#### [Problem]
Copy each line below that includes "xlabel".

#### [Structured figure records]
○ ○ ○ ○ ○ ○ ○

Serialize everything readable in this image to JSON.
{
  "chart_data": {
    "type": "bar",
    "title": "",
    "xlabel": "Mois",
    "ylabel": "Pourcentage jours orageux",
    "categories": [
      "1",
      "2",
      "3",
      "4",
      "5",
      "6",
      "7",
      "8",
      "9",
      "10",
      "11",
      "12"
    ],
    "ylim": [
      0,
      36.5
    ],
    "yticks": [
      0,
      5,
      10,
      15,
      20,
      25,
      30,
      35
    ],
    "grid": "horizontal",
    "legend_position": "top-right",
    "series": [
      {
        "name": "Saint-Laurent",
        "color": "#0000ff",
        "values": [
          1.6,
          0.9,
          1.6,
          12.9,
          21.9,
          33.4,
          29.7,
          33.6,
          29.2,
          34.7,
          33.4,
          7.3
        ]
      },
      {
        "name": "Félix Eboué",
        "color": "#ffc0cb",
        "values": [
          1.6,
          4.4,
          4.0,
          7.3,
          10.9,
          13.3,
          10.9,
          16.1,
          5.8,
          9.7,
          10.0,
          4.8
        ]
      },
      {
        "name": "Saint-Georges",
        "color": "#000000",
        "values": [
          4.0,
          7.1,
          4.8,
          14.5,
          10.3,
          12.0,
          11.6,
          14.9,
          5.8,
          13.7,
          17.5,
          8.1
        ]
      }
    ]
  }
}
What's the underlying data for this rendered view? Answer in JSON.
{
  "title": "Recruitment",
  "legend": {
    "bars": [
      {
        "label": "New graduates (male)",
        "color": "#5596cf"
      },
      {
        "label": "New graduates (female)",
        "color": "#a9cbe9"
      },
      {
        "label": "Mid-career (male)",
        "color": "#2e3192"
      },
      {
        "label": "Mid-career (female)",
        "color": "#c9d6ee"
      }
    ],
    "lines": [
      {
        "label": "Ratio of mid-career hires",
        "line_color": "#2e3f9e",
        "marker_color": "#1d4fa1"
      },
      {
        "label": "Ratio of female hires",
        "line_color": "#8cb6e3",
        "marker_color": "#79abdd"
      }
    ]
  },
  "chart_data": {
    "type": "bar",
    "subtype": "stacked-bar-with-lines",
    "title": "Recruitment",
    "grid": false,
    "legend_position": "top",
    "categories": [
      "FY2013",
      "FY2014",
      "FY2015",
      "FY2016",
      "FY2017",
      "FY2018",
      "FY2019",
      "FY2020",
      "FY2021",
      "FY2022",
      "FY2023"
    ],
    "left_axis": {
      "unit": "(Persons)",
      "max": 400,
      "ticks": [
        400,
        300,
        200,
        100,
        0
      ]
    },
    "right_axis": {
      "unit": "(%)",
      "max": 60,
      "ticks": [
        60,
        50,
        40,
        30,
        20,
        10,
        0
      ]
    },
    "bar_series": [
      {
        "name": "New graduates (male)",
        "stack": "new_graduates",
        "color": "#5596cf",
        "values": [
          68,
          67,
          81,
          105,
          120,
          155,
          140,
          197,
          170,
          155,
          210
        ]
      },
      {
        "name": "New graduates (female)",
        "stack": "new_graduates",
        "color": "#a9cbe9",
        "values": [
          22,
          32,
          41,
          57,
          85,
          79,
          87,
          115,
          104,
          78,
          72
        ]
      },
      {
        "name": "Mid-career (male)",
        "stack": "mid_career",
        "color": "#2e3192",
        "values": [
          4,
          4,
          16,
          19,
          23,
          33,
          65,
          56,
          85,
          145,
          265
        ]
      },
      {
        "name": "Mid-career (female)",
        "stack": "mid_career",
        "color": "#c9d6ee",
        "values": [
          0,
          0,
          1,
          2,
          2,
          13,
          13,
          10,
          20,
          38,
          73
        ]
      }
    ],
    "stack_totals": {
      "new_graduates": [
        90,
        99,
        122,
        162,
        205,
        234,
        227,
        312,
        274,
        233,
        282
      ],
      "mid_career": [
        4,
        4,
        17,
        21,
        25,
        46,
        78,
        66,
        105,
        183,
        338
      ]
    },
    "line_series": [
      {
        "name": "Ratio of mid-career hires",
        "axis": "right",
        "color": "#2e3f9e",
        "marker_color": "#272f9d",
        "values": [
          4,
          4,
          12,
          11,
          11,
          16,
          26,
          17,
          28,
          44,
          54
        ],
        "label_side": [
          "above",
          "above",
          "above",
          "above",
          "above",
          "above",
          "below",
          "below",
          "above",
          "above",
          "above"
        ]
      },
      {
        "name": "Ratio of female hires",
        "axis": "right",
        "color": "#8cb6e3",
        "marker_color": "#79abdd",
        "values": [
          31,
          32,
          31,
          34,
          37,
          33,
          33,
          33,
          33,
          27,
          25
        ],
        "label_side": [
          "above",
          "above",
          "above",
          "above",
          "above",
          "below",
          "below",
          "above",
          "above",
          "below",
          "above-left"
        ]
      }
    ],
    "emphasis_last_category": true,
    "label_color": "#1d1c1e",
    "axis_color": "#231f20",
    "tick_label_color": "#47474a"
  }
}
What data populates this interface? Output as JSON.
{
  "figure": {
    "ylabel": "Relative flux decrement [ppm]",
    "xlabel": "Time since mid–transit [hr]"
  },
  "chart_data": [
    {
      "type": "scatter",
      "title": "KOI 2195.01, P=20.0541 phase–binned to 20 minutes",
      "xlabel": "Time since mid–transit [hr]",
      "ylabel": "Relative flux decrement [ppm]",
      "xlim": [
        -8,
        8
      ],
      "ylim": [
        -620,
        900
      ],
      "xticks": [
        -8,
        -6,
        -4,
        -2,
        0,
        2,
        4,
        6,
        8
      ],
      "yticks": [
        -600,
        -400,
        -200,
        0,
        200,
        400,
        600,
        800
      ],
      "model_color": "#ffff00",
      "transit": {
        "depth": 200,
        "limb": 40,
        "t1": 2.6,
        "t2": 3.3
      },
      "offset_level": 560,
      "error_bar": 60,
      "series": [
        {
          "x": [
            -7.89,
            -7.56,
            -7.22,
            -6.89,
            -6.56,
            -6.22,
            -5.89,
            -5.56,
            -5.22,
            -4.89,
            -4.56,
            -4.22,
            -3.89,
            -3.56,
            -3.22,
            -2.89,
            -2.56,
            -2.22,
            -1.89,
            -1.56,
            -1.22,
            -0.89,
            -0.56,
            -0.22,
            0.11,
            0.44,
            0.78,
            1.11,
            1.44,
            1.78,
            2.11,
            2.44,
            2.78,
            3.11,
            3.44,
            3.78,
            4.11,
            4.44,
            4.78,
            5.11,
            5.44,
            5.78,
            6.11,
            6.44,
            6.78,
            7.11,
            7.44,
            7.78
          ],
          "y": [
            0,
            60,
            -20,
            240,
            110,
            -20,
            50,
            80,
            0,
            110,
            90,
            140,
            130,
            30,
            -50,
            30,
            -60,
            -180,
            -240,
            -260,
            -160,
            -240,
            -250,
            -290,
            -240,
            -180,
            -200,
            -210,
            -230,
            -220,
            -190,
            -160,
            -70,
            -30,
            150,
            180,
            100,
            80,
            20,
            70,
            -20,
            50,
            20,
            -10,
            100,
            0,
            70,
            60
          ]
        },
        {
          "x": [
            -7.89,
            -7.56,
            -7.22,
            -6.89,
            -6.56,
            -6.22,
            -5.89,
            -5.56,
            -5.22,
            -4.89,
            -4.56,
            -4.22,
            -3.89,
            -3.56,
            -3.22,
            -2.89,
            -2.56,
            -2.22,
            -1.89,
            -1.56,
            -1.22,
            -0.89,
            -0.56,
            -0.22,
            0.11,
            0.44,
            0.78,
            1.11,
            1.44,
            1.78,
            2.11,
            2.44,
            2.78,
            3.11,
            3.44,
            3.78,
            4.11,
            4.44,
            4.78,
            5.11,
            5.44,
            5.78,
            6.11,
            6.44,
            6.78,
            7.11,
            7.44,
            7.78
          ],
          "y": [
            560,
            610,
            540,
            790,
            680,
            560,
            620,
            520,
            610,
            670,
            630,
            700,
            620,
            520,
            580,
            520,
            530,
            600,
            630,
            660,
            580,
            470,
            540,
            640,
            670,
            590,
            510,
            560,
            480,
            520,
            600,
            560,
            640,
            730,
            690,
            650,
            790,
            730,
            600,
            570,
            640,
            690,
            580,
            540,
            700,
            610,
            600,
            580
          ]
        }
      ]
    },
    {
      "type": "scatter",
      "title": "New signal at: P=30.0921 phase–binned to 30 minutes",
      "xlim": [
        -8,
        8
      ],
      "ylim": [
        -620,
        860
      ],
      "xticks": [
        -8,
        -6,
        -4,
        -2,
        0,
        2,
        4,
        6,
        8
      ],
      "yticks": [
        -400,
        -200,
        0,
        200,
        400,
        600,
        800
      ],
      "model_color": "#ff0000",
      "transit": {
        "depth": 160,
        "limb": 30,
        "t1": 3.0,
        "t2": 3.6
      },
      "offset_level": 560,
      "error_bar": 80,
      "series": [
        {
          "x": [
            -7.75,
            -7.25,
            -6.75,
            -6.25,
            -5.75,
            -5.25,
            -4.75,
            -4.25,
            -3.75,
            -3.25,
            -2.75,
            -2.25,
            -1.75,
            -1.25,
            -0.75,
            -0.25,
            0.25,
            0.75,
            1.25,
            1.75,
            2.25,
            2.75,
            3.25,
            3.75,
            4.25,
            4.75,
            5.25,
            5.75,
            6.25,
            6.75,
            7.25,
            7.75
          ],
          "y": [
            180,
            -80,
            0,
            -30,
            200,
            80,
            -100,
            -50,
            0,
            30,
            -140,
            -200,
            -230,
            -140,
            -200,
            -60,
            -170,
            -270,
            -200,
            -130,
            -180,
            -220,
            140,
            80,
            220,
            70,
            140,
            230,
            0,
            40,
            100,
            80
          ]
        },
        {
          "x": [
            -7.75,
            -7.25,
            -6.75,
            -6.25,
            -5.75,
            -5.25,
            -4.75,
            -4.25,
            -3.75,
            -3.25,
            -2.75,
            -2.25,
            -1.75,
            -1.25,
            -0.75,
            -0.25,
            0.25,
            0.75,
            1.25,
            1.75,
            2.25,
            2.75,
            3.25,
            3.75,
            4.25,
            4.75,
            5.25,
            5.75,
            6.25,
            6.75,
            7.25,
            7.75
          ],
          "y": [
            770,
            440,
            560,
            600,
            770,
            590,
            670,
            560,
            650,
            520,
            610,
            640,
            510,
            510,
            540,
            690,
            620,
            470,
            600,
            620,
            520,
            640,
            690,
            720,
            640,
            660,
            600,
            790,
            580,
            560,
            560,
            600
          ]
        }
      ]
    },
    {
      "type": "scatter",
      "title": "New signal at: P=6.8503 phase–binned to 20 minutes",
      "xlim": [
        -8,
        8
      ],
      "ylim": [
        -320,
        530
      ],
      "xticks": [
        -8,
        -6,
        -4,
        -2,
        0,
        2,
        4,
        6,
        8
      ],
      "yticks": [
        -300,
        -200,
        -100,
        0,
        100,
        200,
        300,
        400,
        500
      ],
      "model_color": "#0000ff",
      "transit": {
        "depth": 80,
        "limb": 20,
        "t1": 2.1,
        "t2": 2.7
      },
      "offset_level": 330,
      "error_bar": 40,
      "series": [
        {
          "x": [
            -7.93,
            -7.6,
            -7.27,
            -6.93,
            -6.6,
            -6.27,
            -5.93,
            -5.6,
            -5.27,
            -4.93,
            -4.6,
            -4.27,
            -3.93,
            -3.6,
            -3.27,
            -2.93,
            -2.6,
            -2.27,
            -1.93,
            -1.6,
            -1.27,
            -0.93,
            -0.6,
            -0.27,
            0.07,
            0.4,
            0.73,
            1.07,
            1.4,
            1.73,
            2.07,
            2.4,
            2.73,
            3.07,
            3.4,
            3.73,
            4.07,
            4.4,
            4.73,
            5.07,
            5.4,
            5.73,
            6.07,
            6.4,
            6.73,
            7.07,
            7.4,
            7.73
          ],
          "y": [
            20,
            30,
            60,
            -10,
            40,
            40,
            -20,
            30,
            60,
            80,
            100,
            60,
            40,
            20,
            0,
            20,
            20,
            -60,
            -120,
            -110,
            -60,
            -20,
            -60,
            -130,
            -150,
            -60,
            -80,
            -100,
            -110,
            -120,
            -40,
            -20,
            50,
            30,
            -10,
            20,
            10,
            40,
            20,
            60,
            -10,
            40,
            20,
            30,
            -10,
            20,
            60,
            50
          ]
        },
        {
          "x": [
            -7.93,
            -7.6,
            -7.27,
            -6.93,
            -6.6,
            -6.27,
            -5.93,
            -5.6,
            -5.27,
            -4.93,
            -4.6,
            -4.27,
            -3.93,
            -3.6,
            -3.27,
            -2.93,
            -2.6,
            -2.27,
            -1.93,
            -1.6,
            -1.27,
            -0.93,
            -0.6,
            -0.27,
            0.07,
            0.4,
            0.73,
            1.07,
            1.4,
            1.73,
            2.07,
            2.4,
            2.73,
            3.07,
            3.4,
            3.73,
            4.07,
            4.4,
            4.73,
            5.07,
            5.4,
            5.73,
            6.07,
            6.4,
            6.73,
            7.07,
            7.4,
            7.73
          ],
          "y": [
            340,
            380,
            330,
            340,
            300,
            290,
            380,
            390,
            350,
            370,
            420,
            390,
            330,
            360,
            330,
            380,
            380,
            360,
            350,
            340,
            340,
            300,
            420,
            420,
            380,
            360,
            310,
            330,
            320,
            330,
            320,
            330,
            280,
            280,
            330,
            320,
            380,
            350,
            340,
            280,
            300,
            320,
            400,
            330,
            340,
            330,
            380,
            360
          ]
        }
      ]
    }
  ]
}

○ ○ ○ ○ ○ ○ ○

#### [Solution to this exercise]
    "xlabel": "Mois",
    "xlabel": "Time since mid–transit [hr]"
      "xlabel": "Time since mid–transit [hr]",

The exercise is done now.